JOB: Copy each line that contains the word "increasing".

═════ INFORMATION SHOWN

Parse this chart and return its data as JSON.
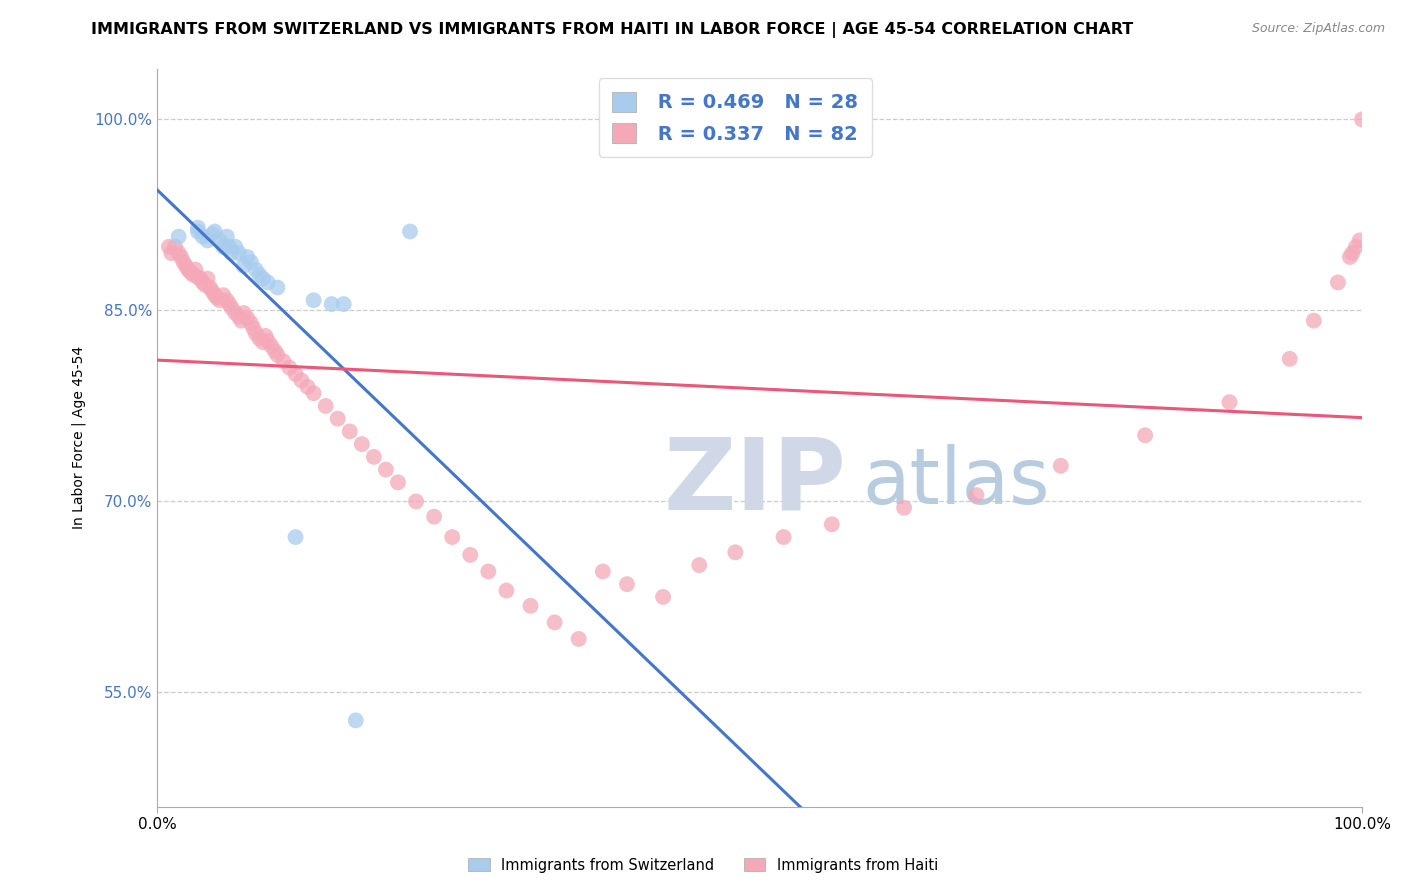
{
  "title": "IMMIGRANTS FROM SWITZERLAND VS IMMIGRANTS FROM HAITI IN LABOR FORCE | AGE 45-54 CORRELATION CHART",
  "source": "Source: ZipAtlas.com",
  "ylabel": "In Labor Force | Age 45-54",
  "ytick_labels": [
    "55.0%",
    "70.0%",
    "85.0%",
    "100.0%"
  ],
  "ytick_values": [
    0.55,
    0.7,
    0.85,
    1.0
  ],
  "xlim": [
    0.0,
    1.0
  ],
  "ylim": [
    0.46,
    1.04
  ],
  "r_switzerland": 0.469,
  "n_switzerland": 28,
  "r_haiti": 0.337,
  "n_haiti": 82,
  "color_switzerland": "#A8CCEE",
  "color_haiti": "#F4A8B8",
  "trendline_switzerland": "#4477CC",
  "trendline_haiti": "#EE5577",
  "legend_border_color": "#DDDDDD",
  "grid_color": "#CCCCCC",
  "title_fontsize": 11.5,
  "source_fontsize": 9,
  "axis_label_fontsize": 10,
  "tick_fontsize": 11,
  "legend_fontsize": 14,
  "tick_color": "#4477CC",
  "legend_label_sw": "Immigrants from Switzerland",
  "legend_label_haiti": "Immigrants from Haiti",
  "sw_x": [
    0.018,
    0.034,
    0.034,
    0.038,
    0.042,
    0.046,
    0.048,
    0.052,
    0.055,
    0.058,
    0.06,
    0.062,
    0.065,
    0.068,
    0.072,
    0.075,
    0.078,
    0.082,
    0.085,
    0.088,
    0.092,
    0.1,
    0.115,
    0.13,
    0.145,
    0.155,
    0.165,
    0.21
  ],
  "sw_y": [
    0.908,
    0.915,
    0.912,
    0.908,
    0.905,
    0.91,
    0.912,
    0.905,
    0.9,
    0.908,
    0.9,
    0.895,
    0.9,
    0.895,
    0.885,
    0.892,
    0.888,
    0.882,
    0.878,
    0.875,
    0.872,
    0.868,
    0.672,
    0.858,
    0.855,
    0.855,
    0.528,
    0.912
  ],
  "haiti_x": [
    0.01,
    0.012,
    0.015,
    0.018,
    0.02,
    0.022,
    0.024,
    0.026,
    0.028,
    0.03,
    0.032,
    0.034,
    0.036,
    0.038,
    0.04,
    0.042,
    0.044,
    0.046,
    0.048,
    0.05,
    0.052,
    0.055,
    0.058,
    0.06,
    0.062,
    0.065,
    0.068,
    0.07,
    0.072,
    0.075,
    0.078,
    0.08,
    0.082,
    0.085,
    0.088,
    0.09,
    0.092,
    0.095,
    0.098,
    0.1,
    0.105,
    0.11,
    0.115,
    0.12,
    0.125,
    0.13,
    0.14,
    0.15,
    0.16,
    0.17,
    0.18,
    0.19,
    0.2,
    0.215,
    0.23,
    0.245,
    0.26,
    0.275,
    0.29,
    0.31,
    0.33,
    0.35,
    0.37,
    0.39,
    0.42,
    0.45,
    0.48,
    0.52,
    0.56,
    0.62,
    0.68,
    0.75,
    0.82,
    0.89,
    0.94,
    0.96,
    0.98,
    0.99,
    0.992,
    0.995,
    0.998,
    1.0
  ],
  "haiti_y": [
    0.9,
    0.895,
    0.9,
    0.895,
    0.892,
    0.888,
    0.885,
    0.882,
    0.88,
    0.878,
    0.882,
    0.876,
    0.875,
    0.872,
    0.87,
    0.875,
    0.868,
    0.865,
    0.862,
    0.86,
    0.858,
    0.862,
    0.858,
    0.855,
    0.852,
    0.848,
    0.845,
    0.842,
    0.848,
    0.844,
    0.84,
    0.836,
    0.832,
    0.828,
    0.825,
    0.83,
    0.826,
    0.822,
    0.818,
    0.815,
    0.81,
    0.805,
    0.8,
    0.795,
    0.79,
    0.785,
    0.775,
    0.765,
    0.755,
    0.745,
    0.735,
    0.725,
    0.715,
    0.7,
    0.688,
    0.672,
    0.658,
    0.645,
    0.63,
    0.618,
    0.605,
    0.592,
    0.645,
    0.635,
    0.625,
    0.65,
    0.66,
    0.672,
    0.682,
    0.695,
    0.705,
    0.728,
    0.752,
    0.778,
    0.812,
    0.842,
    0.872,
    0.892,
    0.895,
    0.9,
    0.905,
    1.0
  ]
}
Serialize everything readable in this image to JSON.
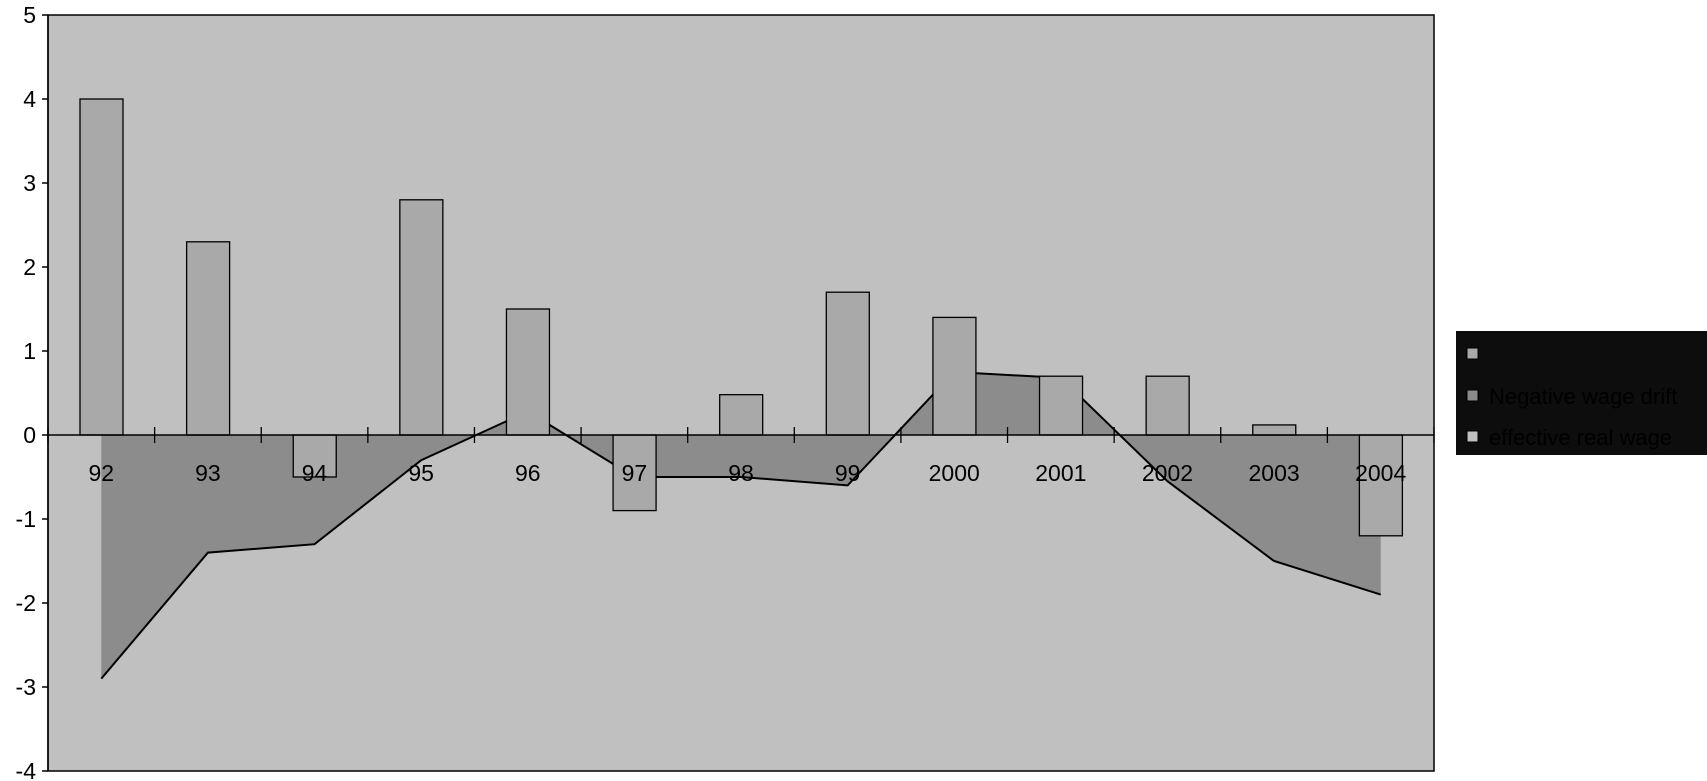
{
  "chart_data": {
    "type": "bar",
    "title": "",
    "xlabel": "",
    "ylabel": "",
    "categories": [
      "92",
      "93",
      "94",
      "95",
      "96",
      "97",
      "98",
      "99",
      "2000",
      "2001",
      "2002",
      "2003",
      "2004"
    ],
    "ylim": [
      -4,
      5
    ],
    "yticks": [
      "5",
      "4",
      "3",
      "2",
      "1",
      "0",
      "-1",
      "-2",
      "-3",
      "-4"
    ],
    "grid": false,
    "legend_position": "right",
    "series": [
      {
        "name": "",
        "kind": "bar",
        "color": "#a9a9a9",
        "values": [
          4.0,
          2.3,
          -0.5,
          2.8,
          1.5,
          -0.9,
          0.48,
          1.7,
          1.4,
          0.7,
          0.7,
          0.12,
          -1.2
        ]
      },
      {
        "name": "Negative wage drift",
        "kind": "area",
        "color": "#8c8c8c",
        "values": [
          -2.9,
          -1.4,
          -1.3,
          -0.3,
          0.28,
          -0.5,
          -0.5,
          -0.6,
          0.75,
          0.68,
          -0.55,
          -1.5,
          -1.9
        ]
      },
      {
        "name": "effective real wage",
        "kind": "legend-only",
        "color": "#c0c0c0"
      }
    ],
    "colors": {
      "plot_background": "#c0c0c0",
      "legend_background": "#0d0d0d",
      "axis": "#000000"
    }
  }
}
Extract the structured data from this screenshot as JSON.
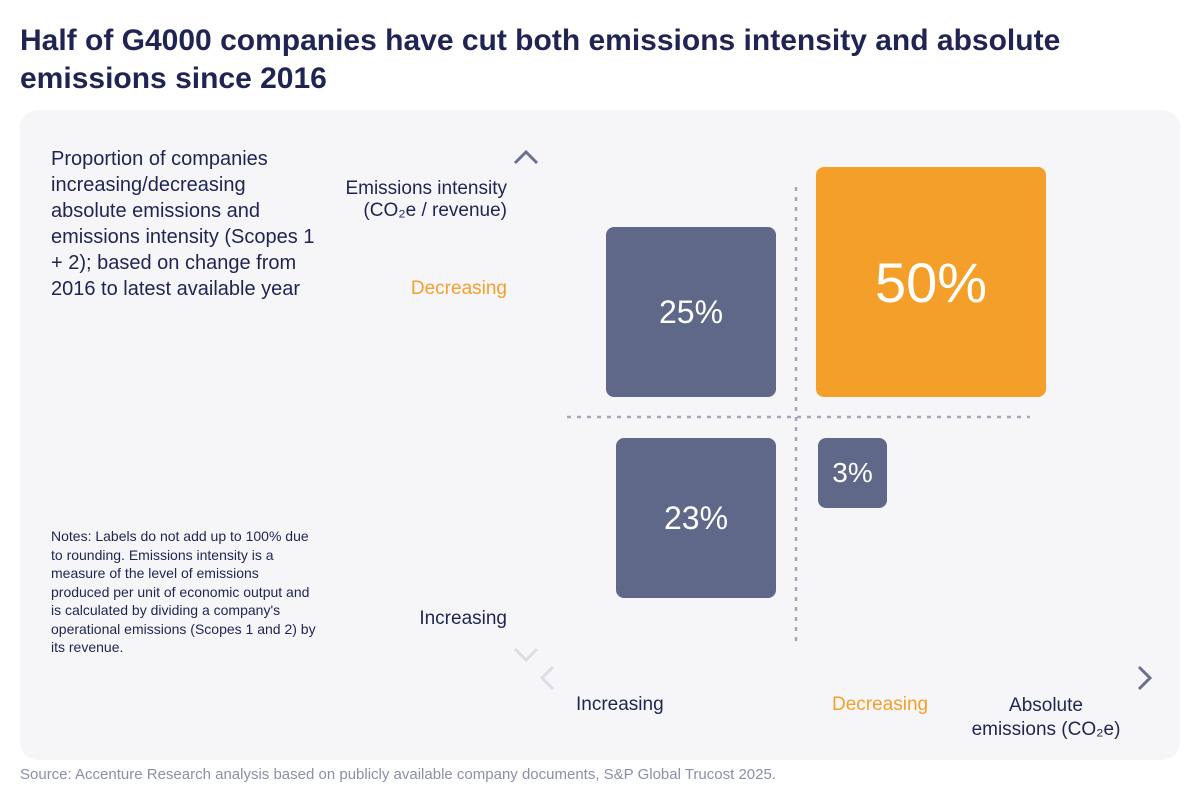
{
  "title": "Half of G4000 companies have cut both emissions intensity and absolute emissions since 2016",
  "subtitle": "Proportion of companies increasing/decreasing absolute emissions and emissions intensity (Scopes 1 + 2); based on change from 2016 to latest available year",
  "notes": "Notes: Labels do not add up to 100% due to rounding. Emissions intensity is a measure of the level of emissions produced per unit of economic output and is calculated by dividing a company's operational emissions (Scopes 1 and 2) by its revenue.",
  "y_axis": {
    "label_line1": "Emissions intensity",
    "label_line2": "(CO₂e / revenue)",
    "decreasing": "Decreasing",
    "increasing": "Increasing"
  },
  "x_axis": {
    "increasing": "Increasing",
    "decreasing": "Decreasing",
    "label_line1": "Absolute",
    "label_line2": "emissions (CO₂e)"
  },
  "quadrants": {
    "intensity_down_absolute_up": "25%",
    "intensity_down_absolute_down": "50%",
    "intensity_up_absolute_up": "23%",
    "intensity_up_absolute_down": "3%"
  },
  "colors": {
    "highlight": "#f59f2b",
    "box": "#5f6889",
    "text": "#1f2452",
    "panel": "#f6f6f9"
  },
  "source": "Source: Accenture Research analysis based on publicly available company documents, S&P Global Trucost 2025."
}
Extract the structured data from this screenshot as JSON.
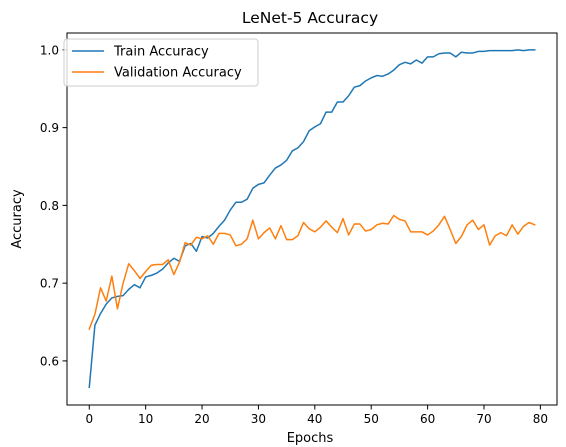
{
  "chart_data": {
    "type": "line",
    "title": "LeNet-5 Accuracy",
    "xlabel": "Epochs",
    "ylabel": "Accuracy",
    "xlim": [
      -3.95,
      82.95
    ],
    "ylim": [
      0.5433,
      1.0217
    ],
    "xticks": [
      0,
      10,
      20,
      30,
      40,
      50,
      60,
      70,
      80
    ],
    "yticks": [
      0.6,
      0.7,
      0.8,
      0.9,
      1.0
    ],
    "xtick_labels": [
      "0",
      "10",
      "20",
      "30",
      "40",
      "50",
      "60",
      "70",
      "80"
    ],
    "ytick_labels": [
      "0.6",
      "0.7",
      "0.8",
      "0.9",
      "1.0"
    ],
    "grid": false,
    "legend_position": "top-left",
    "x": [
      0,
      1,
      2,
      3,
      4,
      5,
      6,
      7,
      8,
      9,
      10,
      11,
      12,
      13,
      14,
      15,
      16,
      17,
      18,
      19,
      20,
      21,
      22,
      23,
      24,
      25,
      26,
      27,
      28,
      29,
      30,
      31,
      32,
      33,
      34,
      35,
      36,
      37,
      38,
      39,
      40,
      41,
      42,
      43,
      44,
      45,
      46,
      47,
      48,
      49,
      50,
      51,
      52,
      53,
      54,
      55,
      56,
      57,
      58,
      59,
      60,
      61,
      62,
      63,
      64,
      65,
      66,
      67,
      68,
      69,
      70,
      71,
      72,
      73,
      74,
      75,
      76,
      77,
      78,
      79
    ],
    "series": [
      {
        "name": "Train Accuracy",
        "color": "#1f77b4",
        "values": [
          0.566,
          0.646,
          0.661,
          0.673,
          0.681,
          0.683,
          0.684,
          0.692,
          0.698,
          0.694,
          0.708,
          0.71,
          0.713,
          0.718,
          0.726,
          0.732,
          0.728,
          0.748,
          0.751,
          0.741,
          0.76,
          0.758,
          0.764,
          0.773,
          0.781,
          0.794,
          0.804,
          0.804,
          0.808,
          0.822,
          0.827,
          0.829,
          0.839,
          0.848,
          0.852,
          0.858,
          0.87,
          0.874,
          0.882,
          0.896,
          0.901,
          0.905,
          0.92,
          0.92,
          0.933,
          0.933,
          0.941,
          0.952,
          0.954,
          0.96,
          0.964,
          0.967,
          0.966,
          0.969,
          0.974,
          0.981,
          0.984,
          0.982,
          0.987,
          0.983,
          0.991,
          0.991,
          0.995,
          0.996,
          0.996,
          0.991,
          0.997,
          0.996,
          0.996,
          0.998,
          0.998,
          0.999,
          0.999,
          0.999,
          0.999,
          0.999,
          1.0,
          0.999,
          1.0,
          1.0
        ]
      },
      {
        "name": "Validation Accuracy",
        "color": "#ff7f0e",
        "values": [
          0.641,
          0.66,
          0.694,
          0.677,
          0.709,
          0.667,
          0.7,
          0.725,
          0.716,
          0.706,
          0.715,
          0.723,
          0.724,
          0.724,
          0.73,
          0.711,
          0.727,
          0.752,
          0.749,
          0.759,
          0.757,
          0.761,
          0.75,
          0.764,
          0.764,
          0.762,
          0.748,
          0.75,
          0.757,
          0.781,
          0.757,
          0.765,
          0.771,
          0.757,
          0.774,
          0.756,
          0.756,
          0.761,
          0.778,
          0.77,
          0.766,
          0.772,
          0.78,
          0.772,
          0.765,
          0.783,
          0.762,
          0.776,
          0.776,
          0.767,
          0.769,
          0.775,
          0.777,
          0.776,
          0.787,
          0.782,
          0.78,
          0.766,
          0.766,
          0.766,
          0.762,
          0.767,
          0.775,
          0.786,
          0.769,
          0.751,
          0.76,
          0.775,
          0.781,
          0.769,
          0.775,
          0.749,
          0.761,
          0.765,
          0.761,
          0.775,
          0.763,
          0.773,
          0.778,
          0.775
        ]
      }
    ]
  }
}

══════════

TASK SOLUTION:
  "subtitle": "Proportion of companies increasing/decreasing absolute emissions and emissions intensity (Scopes 1 + 2); based on change from 2016 to latest available year",
    "increasing": "Increasing"
    "increasing": "Increasing",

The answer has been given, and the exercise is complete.